■ **WORK TO COMPLETE**:
**a.** In the review of road surface condition datasets, where did Carillo et al. collect their images?
**b.** Carry on the review of road surface condition datasets from its last sentence.

■ **EXTRACTED TEXT**:
++++++++++++++++++++

RSC estimation is the task of identifying the status of the road's surface. The status can concern the road cover type (water, snow, dust), its depth, or the pavement condition (cracks and potholes). Multiple related studies were carried out in the context of snowy weather. These works introduced different datasets to tackle the problem, using different resources and infrastructures for collection. Khan and Ahmed [5] collected an image dataset from cameras installed on an interstate road and annotated it manually based on defined visual characteristics. The dataset counts 15 000 images describing weather conditions (clear, light snowfall, and heavy snowfall) and 15 000 images describing RSCs (dry, wet, and snowy). In another study, Carillo et al. [6] collected a dataset comprising 14 000 images collected from road weather information systems (RWIS) across the Province of Ontario, Canada. The images are classified into the following three categories: bare pavement, partial snow cover, and full snow cover. The image dataset is associated with weather measurements, such as temperature, humidity, and pressure. Similarly, Pan et al. [7] combined three datasets of 33 000 images to distinguish RSCs based on the percentage of the covered surface. The images are collected from highways and rural roads. Landry et al. [8] introduced a more granular class definition of snow cover levels using increments of 10%. Unlike previous works, Grabowski and Dariusz [17] annotated their image dataset using sensor measurements and captured 2100 images from CCTV cameras. The dataset describes the following three road conditions: dry, snow, and wet. In recent work, the authors [18], [19] assumed that the road surface could have regions with different status. They approached the RSC estimation problem as a semantic segmentation task, where the road is segmented into regions of different covers. On the other hand, Choi et al. [20] used a generative adversarial network to provide an augmented dataset for snowy road surface detection. The dataset is augmented based on images captured in snow weather and clear weather, in order to provide large and balanced samples for each class.

Table 1 shows the characteristics of relevant datasets compared to our proposed dataset, including their size, acquisition method, environment, and availability. The datasets presented in this review share a few characteristics. The majority of images are taken on highway roads and have little to no representation of urban scenes. In addition, the images mainly focus on the road pavement, with less focus on other environmental elements. Finally, we notice that most of the datasets are not publicly available, which is not suitable for benchmarking tasks.

++++++++++++++++++++

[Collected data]
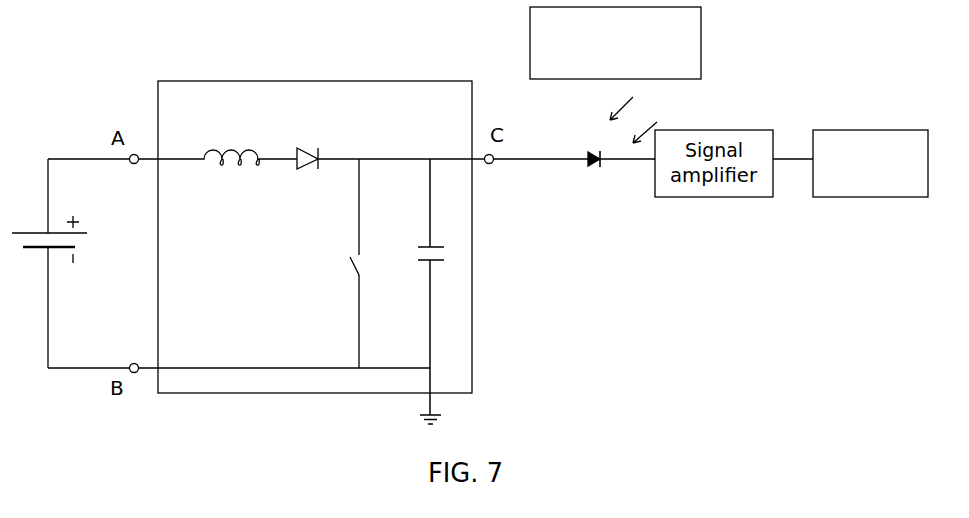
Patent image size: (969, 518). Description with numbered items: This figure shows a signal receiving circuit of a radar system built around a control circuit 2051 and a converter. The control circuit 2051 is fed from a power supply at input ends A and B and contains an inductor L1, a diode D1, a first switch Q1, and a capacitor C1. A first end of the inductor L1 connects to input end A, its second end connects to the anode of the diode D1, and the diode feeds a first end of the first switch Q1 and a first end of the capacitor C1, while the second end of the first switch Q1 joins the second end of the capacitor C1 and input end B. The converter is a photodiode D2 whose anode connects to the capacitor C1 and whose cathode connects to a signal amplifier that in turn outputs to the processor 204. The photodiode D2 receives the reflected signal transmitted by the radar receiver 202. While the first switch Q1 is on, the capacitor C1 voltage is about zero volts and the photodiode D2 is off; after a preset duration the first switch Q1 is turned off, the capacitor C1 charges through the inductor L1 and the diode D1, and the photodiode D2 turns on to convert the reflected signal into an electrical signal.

The control circuit 2051 is at (321, 252).
The radar receiver 202 is at (615, 75).
The processor 204 is at (870, 163).
The inductor L1 is at (231, 178).
The diode D1 is at (375, 175).
The first switch Q1 is at (336, 263).
The capacitor C1 is at (415, 291).
The photodiode D2 is at (575, 174).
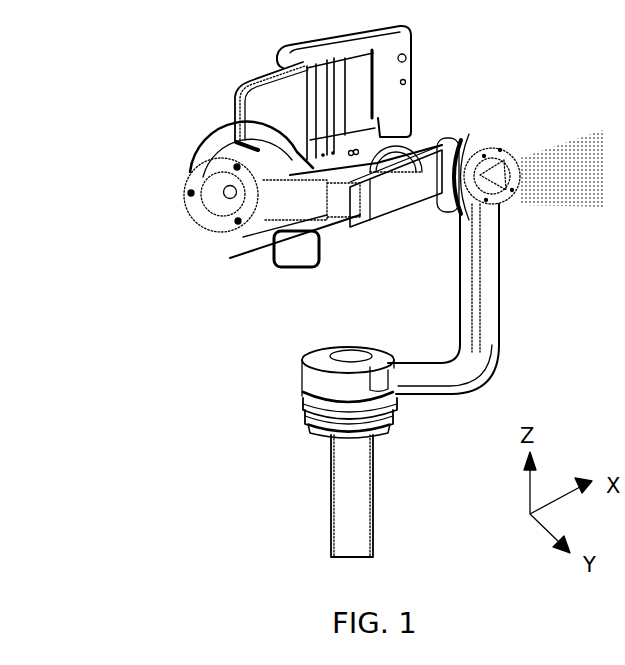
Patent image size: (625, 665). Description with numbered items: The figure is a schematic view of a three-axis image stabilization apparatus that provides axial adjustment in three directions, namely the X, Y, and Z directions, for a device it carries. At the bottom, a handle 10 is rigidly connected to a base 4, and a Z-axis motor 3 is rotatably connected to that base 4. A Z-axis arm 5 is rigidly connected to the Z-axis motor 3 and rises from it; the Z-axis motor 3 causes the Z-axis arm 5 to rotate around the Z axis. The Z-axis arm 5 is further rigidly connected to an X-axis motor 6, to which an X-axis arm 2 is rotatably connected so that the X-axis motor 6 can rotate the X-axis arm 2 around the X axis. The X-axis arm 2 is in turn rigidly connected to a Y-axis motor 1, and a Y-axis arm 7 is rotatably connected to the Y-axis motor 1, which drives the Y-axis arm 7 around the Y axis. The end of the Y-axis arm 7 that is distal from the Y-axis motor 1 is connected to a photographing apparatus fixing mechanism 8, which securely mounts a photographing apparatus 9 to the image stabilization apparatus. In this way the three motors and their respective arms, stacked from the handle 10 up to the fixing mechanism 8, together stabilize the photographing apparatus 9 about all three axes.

The Y-axis motor 1 is at (227, 163).
The X-axis arm 2 is at (283, 233).
The Z-axis motor 3 is at (297, 365).
The base 4 is at (307, 423).
The Z-axis arm 5 is at (492, 319).
The X-axis motor 6 is at (487, 167).
The Y-axis arm 7 is at (447, 131).
The photographing apparatus fixing mechanism 8 is at (380, 99).
The photographing apparatus 9 is at (393, 70).
The handle 10 is at (331, 494).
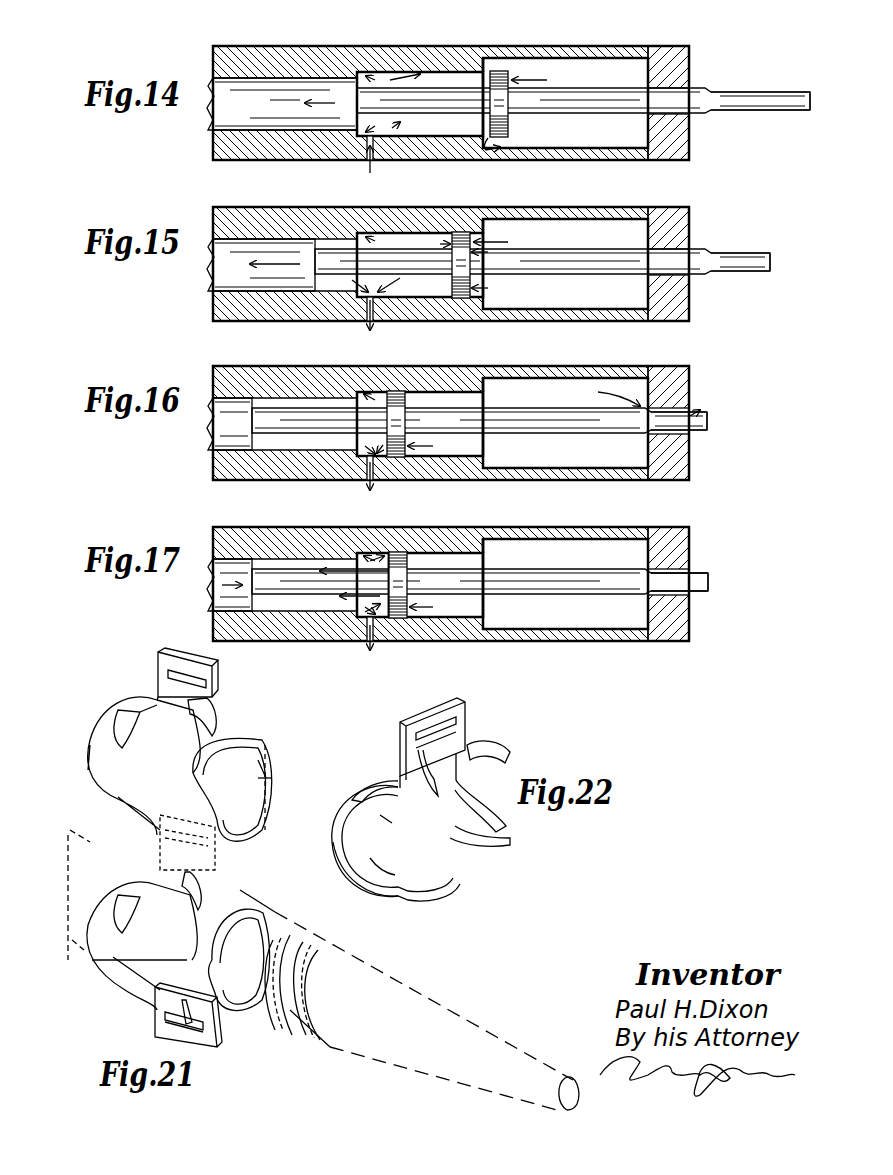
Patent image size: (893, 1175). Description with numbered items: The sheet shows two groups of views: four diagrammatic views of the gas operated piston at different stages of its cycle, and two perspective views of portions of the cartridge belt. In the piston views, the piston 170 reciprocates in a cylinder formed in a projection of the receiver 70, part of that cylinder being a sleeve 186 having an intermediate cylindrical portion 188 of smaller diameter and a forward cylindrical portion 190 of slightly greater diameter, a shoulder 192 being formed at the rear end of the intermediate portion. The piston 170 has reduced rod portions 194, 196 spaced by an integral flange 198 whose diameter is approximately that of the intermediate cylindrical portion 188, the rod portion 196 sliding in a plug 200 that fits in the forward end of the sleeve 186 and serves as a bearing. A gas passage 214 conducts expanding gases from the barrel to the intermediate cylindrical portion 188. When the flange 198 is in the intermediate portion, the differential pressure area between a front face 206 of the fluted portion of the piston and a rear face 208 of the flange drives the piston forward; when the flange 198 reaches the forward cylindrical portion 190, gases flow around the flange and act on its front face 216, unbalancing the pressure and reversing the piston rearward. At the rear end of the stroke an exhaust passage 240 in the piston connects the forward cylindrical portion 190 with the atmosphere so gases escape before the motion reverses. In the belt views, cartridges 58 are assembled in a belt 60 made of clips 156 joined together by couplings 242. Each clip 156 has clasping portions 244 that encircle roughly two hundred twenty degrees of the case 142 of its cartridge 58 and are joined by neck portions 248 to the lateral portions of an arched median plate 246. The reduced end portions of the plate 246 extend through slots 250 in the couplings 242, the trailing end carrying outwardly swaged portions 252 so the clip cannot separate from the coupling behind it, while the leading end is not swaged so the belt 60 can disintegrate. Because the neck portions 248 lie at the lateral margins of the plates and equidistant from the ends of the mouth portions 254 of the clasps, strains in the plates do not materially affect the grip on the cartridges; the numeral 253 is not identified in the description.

++++++++++++++++++++

■ **RESULTS FOR THE EXERCISE**:
**a.** From road weather information systems (RWIS) across the Province of Ontario, Canada.

**b.**
TABLE 1 Comparison of Different Image Datasets for RSC Estimation in Snowy Weather

SECTION III.

Data Collection and Description

In this section, we present the dataset, its source, and its characteristics, and we explain the collection process. Finally, we mention the potential challenges the dataset may present.

A. Data Source

Located at different road intersections, the City of Montreal installed a set of cameras to monitor the road network and the traffic volume. These cameras provide a real-time view of strategic roads, helping to reduce congestion and accelerate interventions in case of accidents. Besides being a tool for the local authorities, these cameras are put into public use to observe the traffic in certain areas through the city website² as image snapshots and not real-time video streams. There are 581 installed cameras across the city, covering numerous urban scenes, such as highways, residential, commercial, and industrial areas. Fig. 1 shows the distribution of the cameras across the city. These cameras are pan–tilt–zoom (PTZ) cameras, meaning that the position of the cameras can be remotely changed, which allows the monitoring of all intersection directions. Considering the distribution and mobility of the cameras, they represent a rich source of images that could be leveraged to collect a dataset.

In addition to providing public access to this data source, Montreal is one of the largest urban areas that witnesses long winters with several snowstorms. This presents an opportunity to leverage the existing cameras to collect a dataset for snow-covered roads in an urban context.

To access the camera image feed, the City of Montreal provides a list of all cameras in a geographic javascript object notation (GeoJSON) file. The javascript object notation (JSON) fields contain, for each camera, a unique identifier (ID), geolocation coordinates (latitude and longitude), road intersection names, a URL to the live feed, and URLs for reference images of the four intersection directions.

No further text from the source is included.